Below are some records; return each one exactly.
BEGIN Stored rows
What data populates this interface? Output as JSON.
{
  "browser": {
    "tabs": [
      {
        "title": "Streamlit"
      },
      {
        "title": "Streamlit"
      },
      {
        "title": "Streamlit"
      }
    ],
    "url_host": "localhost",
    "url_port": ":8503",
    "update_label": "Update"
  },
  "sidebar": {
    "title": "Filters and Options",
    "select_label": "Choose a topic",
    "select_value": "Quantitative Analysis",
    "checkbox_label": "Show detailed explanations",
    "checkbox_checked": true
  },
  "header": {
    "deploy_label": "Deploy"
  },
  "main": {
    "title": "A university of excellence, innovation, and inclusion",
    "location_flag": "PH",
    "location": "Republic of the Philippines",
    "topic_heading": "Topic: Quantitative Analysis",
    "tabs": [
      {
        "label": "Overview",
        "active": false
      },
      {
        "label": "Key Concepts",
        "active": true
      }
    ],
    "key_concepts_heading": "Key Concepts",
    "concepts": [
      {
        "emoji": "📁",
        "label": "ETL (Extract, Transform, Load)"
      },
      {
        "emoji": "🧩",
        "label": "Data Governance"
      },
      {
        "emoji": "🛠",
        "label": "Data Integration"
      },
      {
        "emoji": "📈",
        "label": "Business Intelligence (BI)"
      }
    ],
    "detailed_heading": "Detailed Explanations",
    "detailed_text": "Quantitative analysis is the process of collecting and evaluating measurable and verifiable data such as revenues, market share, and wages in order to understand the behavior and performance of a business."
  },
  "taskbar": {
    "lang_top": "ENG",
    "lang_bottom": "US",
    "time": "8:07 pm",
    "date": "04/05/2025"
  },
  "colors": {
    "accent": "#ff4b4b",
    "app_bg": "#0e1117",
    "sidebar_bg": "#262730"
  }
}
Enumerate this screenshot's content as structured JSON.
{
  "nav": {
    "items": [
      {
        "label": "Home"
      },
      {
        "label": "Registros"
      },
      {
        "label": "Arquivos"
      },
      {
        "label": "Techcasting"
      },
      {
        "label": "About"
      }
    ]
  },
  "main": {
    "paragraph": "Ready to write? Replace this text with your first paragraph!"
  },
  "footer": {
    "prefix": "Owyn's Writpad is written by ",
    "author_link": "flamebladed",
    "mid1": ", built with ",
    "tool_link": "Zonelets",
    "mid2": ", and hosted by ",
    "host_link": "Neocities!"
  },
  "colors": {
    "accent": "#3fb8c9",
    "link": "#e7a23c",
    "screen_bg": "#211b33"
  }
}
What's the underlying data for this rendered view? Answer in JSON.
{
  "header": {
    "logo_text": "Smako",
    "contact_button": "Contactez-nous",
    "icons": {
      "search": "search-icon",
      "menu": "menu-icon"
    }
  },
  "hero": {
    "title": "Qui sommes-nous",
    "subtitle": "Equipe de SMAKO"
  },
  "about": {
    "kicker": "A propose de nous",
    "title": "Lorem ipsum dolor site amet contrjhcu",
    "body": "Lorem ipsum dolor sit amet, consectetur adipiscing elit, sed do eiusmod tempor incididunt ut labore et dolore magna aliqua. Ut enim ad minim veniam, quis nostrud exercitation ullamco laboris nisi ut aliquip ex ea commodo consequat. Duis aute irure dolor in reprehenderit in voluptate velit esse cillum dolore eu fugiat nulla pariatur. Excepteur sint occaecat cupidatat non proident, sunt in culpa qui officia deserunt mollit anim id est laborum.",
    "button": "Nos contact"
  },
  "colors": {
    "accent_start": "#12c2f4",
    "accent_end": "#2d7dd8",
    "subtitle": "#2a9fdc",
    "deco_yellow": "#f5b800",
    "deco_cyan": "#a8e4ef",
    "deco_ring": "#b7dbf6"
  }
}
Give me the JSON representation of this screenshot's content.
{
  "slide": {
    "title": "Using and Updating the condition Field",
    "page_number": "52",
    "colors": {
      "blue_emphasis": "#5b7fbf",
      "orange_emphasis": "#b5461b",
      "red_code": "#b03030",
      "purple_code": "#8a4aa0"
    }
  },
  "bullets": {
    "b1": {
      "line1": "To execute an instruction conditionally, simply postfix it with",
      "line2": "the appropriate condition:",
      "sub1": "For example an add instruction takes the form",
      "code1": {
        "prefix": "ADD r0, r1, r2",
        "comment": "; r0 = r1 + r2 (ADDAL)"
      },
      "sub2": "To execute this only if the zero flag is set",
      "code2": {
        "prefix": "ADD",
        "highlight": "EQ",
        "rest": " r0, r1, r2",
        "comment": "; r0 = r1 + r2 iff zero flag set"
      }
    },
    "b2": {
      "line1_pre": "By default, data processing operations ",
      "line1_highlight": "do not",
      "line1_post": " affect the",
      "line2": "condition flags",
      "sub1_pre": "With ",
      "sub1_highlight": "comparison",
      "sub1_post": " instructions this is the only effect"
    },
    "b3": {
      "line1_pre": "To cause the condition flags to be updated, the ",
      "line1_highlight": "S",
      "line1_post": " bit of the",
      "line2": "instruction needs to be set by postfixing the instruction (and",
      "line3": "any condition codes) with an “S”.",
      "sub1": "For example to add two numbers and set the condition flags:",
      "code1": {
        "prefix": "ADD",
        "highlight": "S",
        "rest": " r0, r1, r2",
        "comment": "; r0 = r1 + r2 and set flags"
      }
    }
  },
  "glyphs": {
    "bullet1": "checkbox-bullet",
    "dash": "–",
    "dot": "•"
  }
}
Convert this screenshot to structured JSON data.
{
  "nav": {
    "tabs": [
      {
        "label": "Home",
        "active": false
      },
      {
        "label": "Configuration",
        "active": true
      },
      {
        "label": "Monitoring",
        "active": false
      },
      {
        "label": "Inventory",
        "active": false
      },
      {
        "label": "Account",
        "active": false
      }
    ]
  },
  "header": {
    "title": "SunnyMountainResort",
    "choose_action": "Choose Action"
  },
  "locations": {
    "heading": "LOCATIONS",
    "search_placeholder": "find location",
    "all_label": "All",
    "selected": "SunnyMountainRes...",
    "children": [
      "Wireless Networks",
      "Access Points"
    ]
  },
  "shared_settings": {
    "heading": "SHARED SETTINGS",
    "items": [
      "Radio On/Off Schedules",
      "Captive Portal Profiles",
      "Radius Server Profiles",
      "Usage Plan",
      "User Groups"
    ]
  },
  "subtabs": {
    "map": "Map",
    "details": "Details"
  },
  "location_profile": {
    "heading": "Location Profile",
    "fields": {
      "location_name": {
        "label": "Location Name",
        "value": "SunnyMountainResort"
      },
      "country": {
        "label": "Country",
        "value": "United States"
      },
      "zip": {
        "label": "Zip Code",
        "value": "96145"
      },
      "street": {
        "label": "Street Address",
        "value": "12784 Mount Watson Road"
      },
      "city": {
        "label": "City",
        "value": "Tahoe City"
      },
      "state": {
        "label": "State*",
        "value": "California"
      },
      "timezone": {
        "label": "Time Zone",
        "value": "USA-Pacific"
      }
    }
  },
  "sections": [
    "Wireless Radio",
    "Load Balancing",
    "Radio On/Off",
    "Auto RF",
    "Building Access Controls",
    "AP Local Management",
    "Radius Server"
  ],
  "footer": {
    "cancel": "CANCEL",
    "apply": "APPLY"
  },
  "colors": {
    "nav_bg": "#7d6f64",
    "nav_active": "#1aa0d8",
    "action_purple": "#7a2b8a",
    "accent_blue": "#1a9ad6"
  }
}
END Stored rows
» **Finished exercise**
What data populates this interface? Output as JSON.
{
  "browser": {
    "tabs": [
      {
        "title": "Streamlit"
      },
      {
        "title": "Streamlit"
      },
      {
        "title": "Streamlit"
      }
    ],
    "url_host": "localhost",
    "url_port": ":8503",
    "update_label": "Update"
  },
  "sidebar": {
    "title": "Filters and Options",
    "select_label": "Choose a topic",
    "select_value": "Quantitative Analysis",
    "checkbox_label": "Show detailed explanations",
    "checkbox_checked": true
  },
  "header": {
    "deploy_label": "Deploy"
  },
  "main": {
    "title": "A university of excellence, innovation, and inclusion",
    "location_flag": "PH",
    "location": "Republic of the Philippines",
    "topic_heading": "Topic: Quantitative Analysis",
    "tabs": [
      {
        "label": "Overview",
        "active": false
      },
      {
        "label": "Key Concepts",
        "active": true
      }
    ],
    "key_concepts_heading": "Key Concepts",
    "concepts": [
      {
        "emoji": "📁",
        "label": "ETL (Extract, Transform, Load)"
      },
      {
        "emoji": "🧩",
        "label": "Data Governance"
      },
      {
        "emoji": "🛠",
        "label": "Data Integration"
      },
      {
        "emoji": "📈",
        "label": "Business Intelligence (BI)"
      }
    ],
    "detailed_heading": "Detailed Explanations",
    "detailed_text": "Quantitative analysis is the process of collecting and evaluating measurable and verifiable data such as revenues, market share, and wages in order to understand the behavior and performance of a business."
  },
  "taskbar": {
    "lang_top": "ENG",
    "lang_bottom": "US",
    "time": "8:07 pm",
    "date": "04/05/2025"
  },
  "colors": {
    "accent": "#ff4b4b",
    "app_bg": "#0e1117",
    "sidebar_bg": "#262730"
  }
}
Enumerate this screenshot's content as structured JSON.
{
  "nav": {
    "items": [
      {
        "label": "Home"
      },
      {
        "label": "Registros"
      },
      {
        "label": "Arquivos"
      },
      {
        "label": "Techcasting"
      },
      {
        "label": "About"
      }
    ]
  },
  "main": {
    "paragraph": "Ready to write? Replace this text with your first paragraph!"
  },
  "footer": {
    "prefix": "Owyn's Writpad is written by ",
    "author_link": "flamebladed",
    "mid1": ", built with ",
    "tool_link": "Zonelets",
    "mid2": ", and hosted by ",
    "host_link": "Neocities!"
  },
  "colors": {
    "accent": "#3fb8c9",
    "link": "#e7a23c",
    "screen_bg": "#211b33"
  }
}
What's the underlying data for this rendered view? Answer in JSON.
{
  "header": {
    "logo_text": "Smako",
    "contact_button": "Contactez-nous",
    "icons": {
      "search": "search-icon",
      "menu": "menu-icon"
    }
  },
  "hero": {
    "title": "Qui sommes-nous",
    "subtitle": "Equipe de SMAKO"
  },
  "about": {
    "kicker": "A propose de nous",
    "title": "Lorem ipsum dolor site amet contrjhcu",
    "body": "Lorem ipsum dolor sit amet, consectetur adipiscing elit, sed do eiusmod tempor incididunt ut labore et dolore magna aliqua. Ut enim ad minim veniam, quis nostrud exercitation ullamco laboris nisi ut aliquip ex ea commodo consequat. Duis aute irure dolor in reprehenderit in voluptate velit esse cillum dolore eu fugiat nulla pariatur. Excepteur sint occaecat cupidatat non proident, sunt in culpa qui officia deserunt mollit anim id est laborum.",
    "button": "Nos contact"
  },
  "colors": {
    "accent_start": "#12c2f4",
    "accent_end": "#2d7dd8",
    "subtitle": "#2a9fdc",
    "deco_yellow": "#f5b800",
    "deco_cyan": "#a8e4ef",
    "deco_ring": "#b7dbf6"
  }
}
Give me the JSON representation of this screenshot's content.
{
  "slide": {
    "title": "Using and Updating the condition Field",
    "page_number": "52",
    "colors": {
      "blue_emphasis": "#5b7fbf",
      "orange_emphasis": "#b5461b",
      "red_code": "#b03030",
      "purple_code": "#8a4aa0"
    }
  },
  "bullets": {
    "b1": {
      "line1": "To execute an instruction conditionally, simply postfix it with",
      "line2": "the appropriate condition:",
      "sub1": "For example an add instruction takes the form",
      "code1": {
        "prefix": "ADD r0, r1, r2",
        "comment": "; r0 = r1 + r2 (ADDAL)"
      },
      "sub2": "To execute this only if the zero flag is set",
      "code2": {
        "prefix": "ADD",
        "highlight": "EQ",
        "rest": " r0, r1, r2",
        "comment": "; r0 = r1 + r2 iff zero flag set"
      }
    },
    "b2": {
      "line1_pre": "By default, data processing operations ",
      "line1_highlight": "do not",
      "line1_post": " affect the",
      "line2": "condition flags",
      "sub1_pre": "With ",
      "sub1_highlight": "comparison",
      "sub1_post": " instructions this is the only effect"
    },
    "b3": {
      "line1_pre": "To cause the condition flags to be updated, the ",
      "line1_highlight": "S",
      "line1_post": " bit of the",
      "line2": "instruction needs to be set by postfixing the instruction (and",
      "line3": "any condition codes) with an “S”.",
      "sub1": "For example to add two numbers and set the condition flags:",
      "code1": {
        "prefix": "ADD",
        "highlight": "S",
        "rest": " r0, r1, r2",
        "comment": "; r0 = r1 + r2 and set flags"
      }
    }
  },
  "glyphs": {
    "bullet1": "checkbox-bullet",
    "dash": "–",
    "dot": "•"
  }
}
Convert this screenshot to structured JSON data.
{
  "nav": {
    "tabs": [
      {
        "label": "Home",
        "active": false
      },
      {
        "label": "Configuration",
        "active": true
      },
      {
        "label": "Monitoring",
        "active": false
      },
      {
        "label": "Inventory",
        "active": false
      },
      {
        "label": "Account",
        "active": false
      }
    ]
  },
  "header": {
    "title": "SunnyMountainResort",
    "choose_action": "Choose Action"
  },
  "locations": {
    "heading": "LOCATIONS",
    "search_placeholder": "find location",
    "all_label": "All",
    "selected": "SunnyMountainRes...",
    "children": [
      "Wireless Networks",
      "Access Points"
    ]
  },
  "shared_settings": {
    "heading": "SHARED SETTINGS",
    "items": [
      "Radio On/Off Schedules",
      "Captive Portal Profiles",
      "Radius Server Profiles",
      "Usage Plan",
      "User Groups"
    ]
  },
  "subtabs": {
    "map": "Map",
    "details": "Details"
  },
  "location_profile": {
    "heading": "Location Profile",
    "fields": {
      "location_name": {
        "label": "Location Name",
        "value": "SunnyMountainResort"
      },
      "country": {
        "label": "Country",
        "value": "United States"
      },
      "zip": {
        "label": "Zip Code",
        "value": "96145"
      },
      "street": {
        "label": "Street Address",
        "value": "12784 Mount Watson Road"
      },
      "city": {
        "label": "City",
        "value": "Tahoe City"
      },
      "state": {
        "label": "State*",
        "value": "California"
      },
      "timezone": {
        "label": "Time Zone",
        "value": "USA-Pacific"
      }
    }
  },
  "sections": [
    "Wireless Radio",
    "Load Balancing",
    "Radio On/Off",
    "Auto RF",
    "Building Access Controls",
    "AP Local Management",
    "Radius Server"
  ],
  "footer": {
    "cancel": "CANCEL",
    "apply": "APPLY"
  },
  "colors": {
    "nav_bg": "#7d6f64",
    "nav_active": "#1aa0d8",
    "action_purple": "#7a2b8a",
    "accent_blue": "#1a9ad6"
  }
}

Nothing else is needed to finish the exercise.